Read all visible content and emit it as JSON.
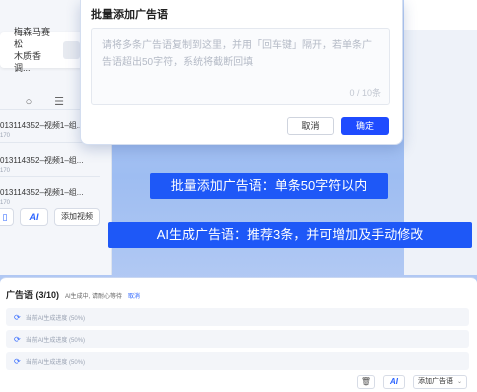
{
  "background_panel": {
    "material_card_text_line1": "梅森马赛松",
    "material_card_text_line2": "木质香调...",
    "video_items": [
      {
        "title": "013114352–视频1–组...",
        "sub": "170"
      },
      {
        "title": "013114352–视频1–组...",
        "sub": "170"
      },
      {
        "title": "013114352–视频1–组...",
        "sub": "170"
      }
    ],
    "ai_label": "AI",
    "add_video_label": "添加视频"
  },
  "dialog": {
    "title": "批量添加广告语",
    "placeholder": "请将多条广告语复制到这里，并用「回车键」隔开，若单条广告语超出50字符，系统将截断回填",
    "counter": "0 / 10条",
    "cancel_label": "取消",
    "confirm_label": "确定"
  },
  "banners": {
    "batch": "批量添加广告语：单条50字符以内",
    "ai": "AI生成广告语：推荐3条，并可增加及手动修改"
  },
  "bottom_panel": {
    "title": "广告语 (3/10)",
    "hint": "AI生成中, 请耐心等待",
    "cancel_link": "取消",
    "rows": [
      {
        "text": "当前AI生成进度 (50%)",
        "progress": 50
      },
      {
        "text": "当前AI生成进度 (50%)",
        "progress": 50
      },
      {
        "text": "当前AI生成进度 (50%)",
        "progress": 50
      }
    ],
    "ai_label": "AI",
    "add_label": "添加广告语"
  },
  "colors": {
    "accent": "#1f4bff",
    "banner": "#1e58f7"
  }
}
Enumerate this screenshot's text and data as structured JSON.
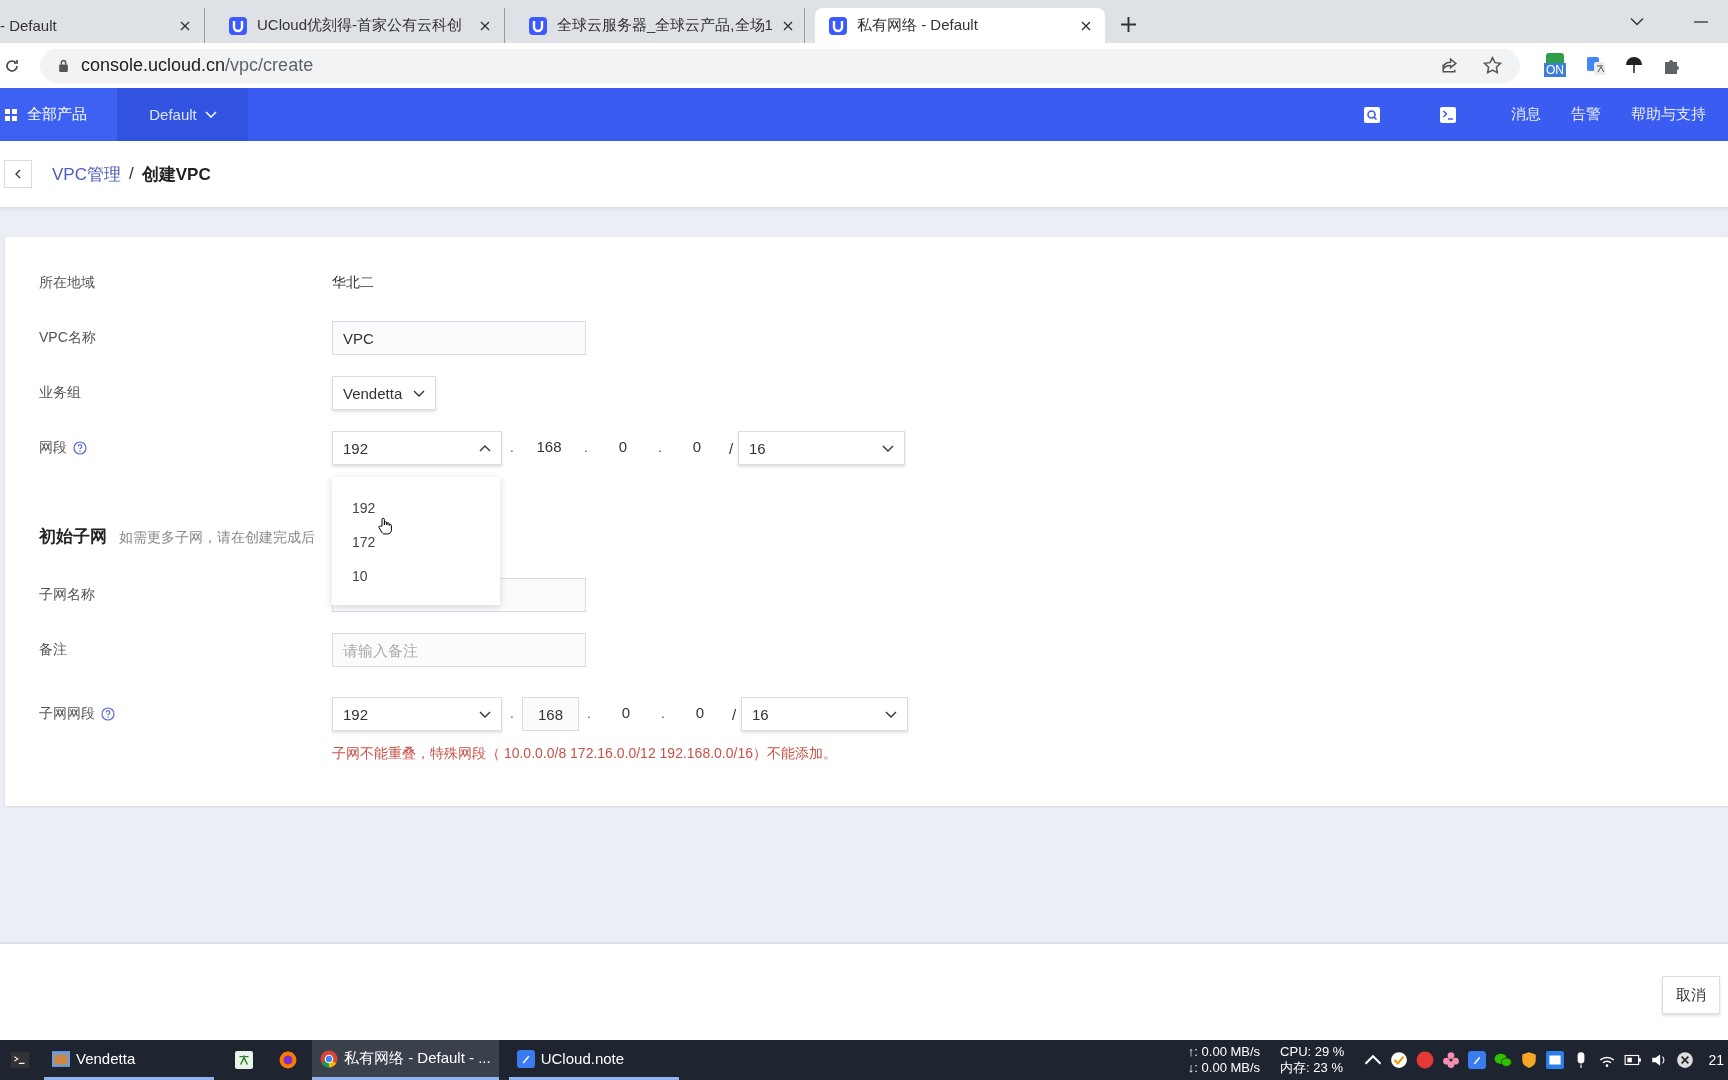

● **Task description**:
Every entry must be transcribed exactly. Pictures do not belong in the copy.

● **Task solution**:
Read all visible content and emit it as JSON.
{
  "background_panel": {
    "material_card_text_line1": "梅森马赛松",
    "material_card_text_line2": "木质香调...",
    "video_items": [
      {
        "title": "013114352–视频1–组...",
        "sub": "170"
      },
      {
        "title": "013114352–视频1–组...",
        "sub": "170"
      },
      {
        "title": "013114352–视频1–组...",
        "sub": "170"
      }
    ],
    "ai_label": "AI",
    "add_video_label": "添加视频"
  },
  "dialog": {
    "title": "批量添加广告语",
    "placeholder": "请将多条广告语复制到这里，并用「回车键」隔开，若单条广告语超出50字符，系统将截断回填",
    "counter": "0 / 10条",
    "cancel_label": "取消",
    "confirm_label": "确定"
  },
  "banners": {
    "batch": "批量添加广告语：单条50字符以内",
    "ai": "AI生成广告语：推荐3条，并可增加及手动修改"
  },
  "bottom_panel": {
    "title": "广告语 (3/10)",
    "hint": "AI生成中, 请耐心等待",
    "cancel_link": "取消",
    "rows": [
      {
        "text": "当前AI生成进度 (50%)",
        "progress": 50
      },
      {
        "text": "当前AI生成进度 (50%)",
        "progress": 50
      },
      {
        "text": "当前AI生成进度 (50%)",
        "progress": 50
      }
    ],
    "ai_label": "AI",
    "add_label": "添加广告语"
  },
  "colors": {
    "accent": "#1f4bff",
    "banner": "#1e58f7"
  }
}
Enumerate this screenshot's text and data as structured JSON.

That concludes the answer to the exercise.